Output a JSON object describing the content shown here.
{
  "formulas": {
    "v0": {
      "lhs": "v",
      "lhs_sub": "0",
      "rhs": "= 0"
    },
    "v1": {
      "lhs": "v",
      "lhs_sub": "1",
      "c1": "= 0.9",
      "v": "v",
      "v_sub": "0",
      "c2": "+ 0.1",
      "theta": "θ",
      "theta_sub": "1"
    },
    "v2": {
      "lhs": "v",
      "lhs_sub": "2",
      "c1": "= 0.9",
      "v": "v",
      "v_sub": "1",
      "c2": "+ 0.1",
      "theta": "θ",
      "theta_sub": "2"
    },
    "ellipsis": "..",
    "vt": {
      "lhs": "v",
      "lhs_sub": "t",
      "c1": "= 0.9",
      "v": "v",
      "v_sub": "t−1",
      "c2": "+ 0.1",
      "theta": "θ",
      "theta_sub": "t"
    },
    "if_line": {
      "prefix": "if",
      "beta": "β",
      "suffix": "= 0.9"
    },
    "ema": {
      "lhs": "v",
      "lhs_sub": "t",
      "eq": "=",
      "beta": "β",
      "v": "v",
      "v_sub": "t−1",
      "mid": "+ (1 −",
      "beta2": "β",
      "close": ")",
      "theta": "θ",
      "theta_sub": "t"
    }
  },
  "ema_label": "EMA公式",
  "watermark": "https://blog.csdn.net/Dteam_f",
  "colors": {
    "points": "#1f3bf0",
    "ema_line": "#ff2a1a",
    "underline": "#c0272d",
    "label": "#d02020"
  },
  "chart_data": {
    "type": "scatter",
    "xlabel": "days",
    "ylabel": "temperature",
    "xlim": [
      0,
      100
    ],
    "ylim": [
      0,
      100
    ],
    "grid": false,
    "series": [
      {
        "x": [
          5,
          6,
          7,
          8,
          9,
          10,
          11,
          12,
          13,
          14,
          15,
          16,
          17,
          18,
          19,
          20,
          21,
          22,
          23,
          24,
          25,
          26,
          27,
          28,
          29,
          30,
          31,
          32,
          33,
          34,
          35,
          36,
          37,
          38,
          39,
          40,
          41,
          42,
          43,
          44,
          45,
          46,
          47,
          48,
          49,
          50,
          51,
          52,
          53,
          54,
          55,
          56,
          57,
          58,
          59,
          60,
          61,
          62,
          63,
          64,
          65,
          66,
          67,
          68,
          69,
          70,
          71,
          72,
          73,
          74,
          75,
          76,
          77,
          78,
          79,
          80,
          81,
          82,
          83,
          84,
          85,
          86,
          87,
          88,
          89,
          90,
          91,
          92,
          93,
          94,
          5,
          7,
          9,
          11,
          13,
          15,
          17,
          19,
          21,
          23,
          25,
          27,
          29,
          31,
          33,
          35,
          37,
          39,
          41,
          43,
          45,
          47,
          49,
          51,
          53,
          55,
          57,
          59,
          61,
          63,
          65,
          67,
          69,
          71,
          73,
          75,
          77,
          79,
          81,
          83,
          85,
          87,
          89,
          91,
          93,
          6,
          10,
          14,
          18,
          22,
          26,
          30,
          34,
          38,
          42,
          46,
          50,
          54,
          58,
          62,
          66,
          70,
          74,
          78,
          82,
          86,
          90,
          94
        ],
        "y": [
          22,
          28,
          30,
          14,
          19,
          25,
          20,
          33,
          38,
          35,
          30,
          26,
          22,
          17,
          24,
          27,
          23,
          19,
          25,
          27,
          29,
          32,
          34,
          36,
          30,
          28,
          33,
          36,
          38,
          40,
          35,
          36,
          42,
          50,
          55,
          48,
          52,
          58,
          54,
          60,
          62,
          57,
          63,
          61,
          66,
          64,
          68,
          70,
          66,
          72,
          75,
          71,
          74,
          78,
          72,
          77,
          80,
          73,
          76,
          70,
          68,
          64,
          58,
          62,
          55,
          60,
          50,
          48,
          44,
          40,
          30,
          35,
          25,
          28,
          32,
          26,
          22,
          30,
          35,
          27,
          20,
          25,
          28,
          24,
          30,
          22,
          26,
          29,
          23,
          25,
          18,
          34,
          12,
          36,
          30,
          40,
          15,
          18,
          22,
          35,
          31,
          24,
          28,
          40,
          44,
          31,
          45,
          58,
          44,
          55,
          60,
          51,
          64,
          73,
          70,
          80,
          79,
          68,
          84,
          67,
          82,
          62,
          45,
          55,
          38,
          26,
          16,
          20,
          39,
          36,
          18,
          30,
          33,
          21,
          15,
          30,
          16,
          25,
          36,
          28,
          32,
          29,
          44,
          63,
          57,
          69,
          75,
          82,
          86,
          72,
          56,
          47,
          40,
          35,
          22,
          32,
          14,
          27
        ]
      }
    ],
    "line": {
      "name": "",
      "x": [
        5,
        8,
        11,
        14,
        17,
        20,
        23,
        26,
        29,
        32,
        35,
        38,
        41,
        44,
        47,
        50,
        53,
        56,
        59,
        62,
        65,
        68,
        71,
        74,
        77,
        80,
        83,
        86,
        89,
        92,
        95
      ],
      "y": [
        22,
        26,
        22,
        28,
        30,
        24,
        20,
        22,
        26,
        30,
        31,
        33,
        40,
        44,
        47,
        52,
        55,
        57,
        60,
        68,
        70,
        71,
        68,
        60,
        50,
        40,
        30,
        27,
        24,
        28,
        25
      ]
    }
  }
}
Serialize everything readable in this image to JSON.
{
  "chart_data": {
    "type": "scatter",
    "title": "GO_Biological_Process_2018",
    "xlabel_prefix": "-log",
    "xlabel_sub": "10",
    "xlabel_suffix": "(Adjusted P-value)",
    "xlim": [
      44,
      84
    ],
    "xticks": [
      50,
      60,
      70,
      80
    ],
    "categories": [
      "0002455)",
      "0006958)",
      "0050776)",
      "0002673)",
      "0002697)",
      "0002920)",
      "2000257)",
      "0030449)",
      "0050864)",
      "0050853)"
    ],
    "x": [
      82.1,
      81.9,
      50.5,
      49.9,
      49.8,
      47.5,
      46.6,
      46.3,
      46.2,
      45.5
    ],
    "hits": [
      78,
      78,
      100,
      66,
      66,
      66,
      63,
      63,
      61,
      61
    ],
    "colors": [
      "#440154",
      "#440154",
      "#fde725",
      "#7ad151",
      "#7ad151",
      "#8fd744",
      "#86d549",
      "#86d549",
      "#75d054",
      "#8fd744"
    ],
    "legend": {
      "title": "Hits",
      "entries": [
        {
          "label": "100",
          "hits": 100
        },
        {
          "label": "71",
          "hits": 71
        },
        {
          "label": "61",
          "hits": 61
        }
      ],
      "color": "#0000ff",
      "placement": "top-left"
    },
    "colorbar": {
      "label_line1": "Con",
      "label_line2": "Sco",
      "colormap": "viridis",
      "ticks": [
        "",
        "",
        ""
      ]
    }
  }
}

:::

## What to do
Please output the complete data exactly.

## Result
Output a JSON object describing the content shown here.
{
  "formulas": {
    "v0": {
      "lhs": "v",
      "lhs_sub": "0",
      "rhs": "= 0"
    },
    "v1": {
      "lhs": "v",
      "lhs_sub": "1",
      "c1": "= 0.9",
      "v": "v",
      "v_sub": "0",
      "c2": "+ 0.1",
      "theta": "θ",
      "theta_sub": "1"
    },
    "v2": {
      "lhs": "v",
      "lhs_sub": "2",
      "c1": "= 0.9",
      "v": "v",
      "v_sub": "1",
      "c2": "+ 0.1",
      "theta": "θ",
      "theta_sub": "2"
    },
    "ellipsis": "..",
    "vt": {
      "lhs": "v",
      "lhs_sub": "t",
      "c1": "= 0.9",
      "v": "v",
      "v_sub": "t−1",
      "c2": "+ 0.1",
      "theta": "θ",
      "theta_sub": "t"
    },
    "if_line": {
      "prefix": "if",
      "beta": "β",
      "suffix": "= 0.9"
    },
    "ema": {
      "lhs": "v",
      "lhs_sub": "t",
      "eq": "=",
      "beta": "β",
      "v": "v",
      "v_sub": "t−1",
      "mid": "+ (1 −",
      "beta2": "β",
      "close": ")",
      "theta": "θ",
      "theta_sub": "t"
    }
  },
  "ema_label": "EMA公式",
  "watermark": "https://blog.csdn.net/Dteam_f",
  "colors": {
    "points": "#1f3bf0",
    "ema_line": "#ff2a1a",
    "underline": "#c0272d",
    "label": "#d02020"
  },
  "chart_data": {
    "type": "scatter",
    "xlabel": "days",
    "ylabel": "temperature",
    "xlim": [
      0,
      100
    ],
    "ylim": [
      0,
      100
    ],
    "grid": false,
    "series": [
      {
        "x": [
          5,
          6,
          7,
          8,
          9,
          10,
          11,
          12,
          13,
          14,
          15,
          16,
          17,
          18,
          19,
          20,
          21,
          22,
          23,
          24,
          25,
          26,
          27,
          28,
          29,
          30,
          31,
          32,
          33,
          34,
          35,
          36,
          37,
          38,
          39,
          40,
          41,
          42,
          43,
          44,
          45,
          46,
          47,
          48,
          49,
          50,
          51,
          52,
          53,
          54,
          55,
          56,
          57,
          58,
          59,
          60,
          61,
          62,
          63,
          64,
          65,
          66,
          67,
          68,
          69,
          70,
          71,
          72,
          73,
          74,
          75,
          76,
          77,
          78,
          79,
          80,
          81,
          82,
          83,
          84,
          85,
          86,
          87,
          88,
          89,
          90,
          91,
          92,
          93,
          94,
          5,
          7,
          9,
          11,
          13,
          15,
          17,
          19,
          21,
          23,
          25,
          27,
          29,
          31,
          33,
          35,
          37,
          39,
          41,
          43,
          45,
          47,
          49,
          51,
          53,
          55,
          57,
          59,
          61,
          63,
          65,
          67,
          69,
          71,
          73,
          75,
          77,
          79,
          81,
          83,
          85,
          87,
          89,
          91,
          93,
          6,
          10,
          14,
          18,
          22,
          26,
          30,
          34,
          38,
          42,
          46,
          50,
          54,
          58,
          62,
          66,
          70,
          74,
          78,
          82,
          86,
          90,
          94
        ],
        "y": [
          22,
          28,
          30,
          14,
          19,
          25,
          20,
          33,
          38,
          35,
          30,
          26,
          22,
          17,
          24,
          27,
          23,
          19,
          25,
          27,
          29,
          32,
          34,
          36,
          30,
          28,
          33,
          36,
          38,
          40,
          35,
          36,
          42,
          50,
          55,
          48,
          52,
          58,
          54,
          60,
          62,
          57,
          63,
          61,
          66,
          64,
          68,
          70,
          66,
          72,
          75,
          71,
          74,
          78,
          72,
          77,
          80,
          73,
          76,
          70,
          68,
          64,
          58,
          62,
          55,
          60,
          50,
          48,
          44,
          40,
          30,
          35,
          25,
          28,
          32,
          26,
          22,
          30,
          35,
          27,
          20,
          25,
          28,
          24,
          30,
          22,
          26,
          29,
          23,
          25,
          18,
          34,
          12,
          36,
          30,
          40,
          15,
          18,
          22,
          35,
          31,
          24,
          28,
          40,
          44,
          31,
          45,
          58,
          44,
          55,
          60,
          51,
          64,
          73,
          70,
          80,
          79,
          68,
          84,
          67,
          82,
          62,
          45,
          55,
          38,
          26,
          16,
          20,
          39,
          36,
          18,
          30,
          33,
          21,
          15,
          30,
          16,
          25,
          36,
          28,
          32,
          29,
          44,
          63,
          57,
          69,
          75,
          82,
          86,
          72,
          56,
          47,
          40,
          35,
          22,
          32,
          14,
          27
        ]
      }
    ],
    "line": {
      "name": "",
      "x": [
        5,
        8,
        11,
        14,
        17,
        20,
        23,
        26,
        29,
        32,
        35,
        38,
        41,
        44,
        47,
        50,
        53,
        56,
        59,
        62,
        65,
        68,
        71,
        74,
        77,
        80,
        83,
        86,
        89,
        92,
        95
      ],
      "y": [
        22,
        26,
        22,
        28,
        30,
        24,
        20,
        22,
        26,
        30,
        31,
        33,
        40,
        44,
        47,
        52,
        55,
        57,
        60,
        68,
        70,
        71,
        68,
        60,
        50,
        40,
        30,
        27,
        24,
        28,
        25
      ]
    }
  }
}
Serialize everything readable in this image to JSON.
{
  "chart_data": {
    "type": "scatter",
    "title": "GO_Biological_Process_2018",
    "xlabel_prefix": "-log",
    "xlabel_sub": "10",
    "xlabel_suffix": "(Adjusted P-value)",
    "xlim": [
      44,
      84
    ],
    "xticks": [
      50,
      60,
      70,
      80
    ],
    "categories": [
      "0002455)",
      "0006958)",
      "0050776)",
      "0002673)",
      "0002697)",
      "0002920)",
      "2000257)",
      "0030449)",
      "0050864)",
      "0050853)"
    ],
    "x": [
      82.1,
      81.9,
      50.5,
      49.9,
      49.8,
      47.5,
      46.6,
      46.3,
      46.2,
      45.5
    ],
    "hits": [
      78,
      78,
      100,
      66,
      66,
      66,
      63,
      63,
      61,
      61
    ],
    "colors": [
      "#440154",
      "#440154",
      "#fde725",
      "#7ad151",
      "#7ad151",
      "#8fd744",
      "#86d549",
      "#86d549",
      "#75d054",
      "#8fd744"
    ],
    "legend": {
      "title": "Hits",
      "entries": [
        {
          "label": "100",
          "hits": 100
        },
        {
          "label": "71",
          "hits": 71
        },
        {
          "label": "61",
          "hits": 61
        }
      ],
      "color": "#0000ff",
      "placement": "top-left"
    },
    "colorbar": {
      "label_line1": "Con",
      "label_line2": "Sco",
      "colormap": "viridis",
      "ticks": [
        "",
        "",
        ""
      ]
    }
  }
}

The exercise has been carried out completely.